Instructions for the task: Which lines contain the string "name"? Please list every one of them.

Entries provided:
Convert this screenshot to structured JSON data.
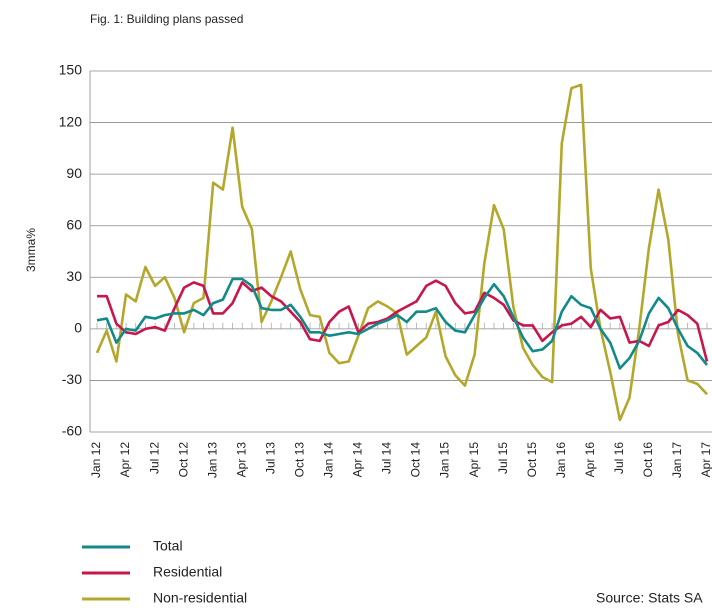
{
  "chart_data": {
    "type": "line",
    "title": "Fig. 1: Building plans passed",
    "y_label": "3mma%",
    "source": "Source: Stats SA",
    "categories": [
      "Jan 12",
      null,
      null,
      "Apr 12",
      null,
      null,
      "Jul 12",
      null,
      null,
      "Oct 12",
      null,
      null,
      "Jan 13",
      null,
      null,
      "Apr 13",
      null,
      null,
      "Jul 13",
      null,
      null,
      "Oct 13",
      null,
      null,
      "Jan 14",
      null,
      null,
      "Apr 14",
      null,
      null,
      "Jul 14",
      null,
      null,
      "Oct 14",
      null,
      null,
      "Jan 15",
      null,
      null,
      "Apr 15",
      null,
      null,
      "Jul 15",
      null,
      null,
      "Oct 15",
      null,
      null,
      "Jan 16",
      null,
      null,
      "Apr 16",
      null,
      null,
      "Jul 16",
      null,
      null,
      "Oct 16",
      null,
      null,
      "Jan 17",
      null,
      null,
      "Apr 17"
    ],
    "series": [
      {
        "name": "Total",
        "color": "#12898a",
        "values": [
          5,
          6,
          -8,
          0,
          -1,
          7,
          6,
          8,
          9,
          9,
          11,
          8,
          15,
          17,
          29,
          29,
          25,
          12,
          11,
          11,
          14,
          7,
          -2,
          -2,
          -4,
          -3,
          -2,
          -3,
          0,
          3,
          5,
          8,
          4,
          10,
          10,
          12,
          4,
          -1,
          -2,
          8,
          18,
          26,
          19,
          7,
          -5,
          -13,
          -12,
          -7,
          10,
          19,
          14,
          12,
          0,
          -8,
          -23,
          -17,
          -7,
          9,
          18,
          12,
          0,
          -10,
          -14,
          -21
        ]
      },
      {
        "name": "Residential",
        "color": "#c8164b",
        "values": [
          19,
          19,
          3,
          -2,
          -3,
          0,
          1,
          -1,
          12,
          24,
          27,
          25,
          9,
          9,
          15,
          27,
          22,
          24,
          19,
          16,
          10,
          4,
          -6,
          -7,
          4,
          10,
          13,
          -2,
          3,
          4,
          6,
          10,
          13,
          16,
          25,
          28,
          25,
          15,
          9,
          10,
          21,
          18,
          14,
          5,
          2,
          2,
          -7,
          -2,
          2,
          3,
          7,
          1,
          11,
          6,
          7,
          -8,
          -7,
          -10,
          2,
          4,
          11,
          8,
          3,
          -19
        ]
      },
      {
        "name": "Non-residential",
        "color": "#b3a82b",
        "values": [
          -14,
          -1,
          -19,
          20,
          16,
          36,
          25,
          30,
          18,
          -2,
          15,
          18,
          85,
          81,
          117,
          71,
          58,
          4,
          16,
          30,
          45,
          23,
          8,
          7,
          -14,
          -20,
          -19,
          -4,
          12,
          16,
          13,
          9,
          -15,
          -10,
          -5,
          10,
          -16,
          -27,
          -33,
          -15,
          38,
          72,
          58,
          13,
          -11,
          -21,
          -28,
          -31,
          108,
          140,
          142,
          35,
          0,
          -25,
          -53,
          -40,
          0,
          47,
          81,
          52,
          -3,
          -30,
          -32,
          -38
        ]
      }
    ],
    "ylim": [
      -60,
      150
    ],
    "yticks": [
      -60,
      -30,
      0,
      30,
      60,
      90,
      120,
      150
    ],
    "grid": true
  }
}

Answer to this task:
        "name": "Total",
        "name": "Residential",
        "name": "Non-residential",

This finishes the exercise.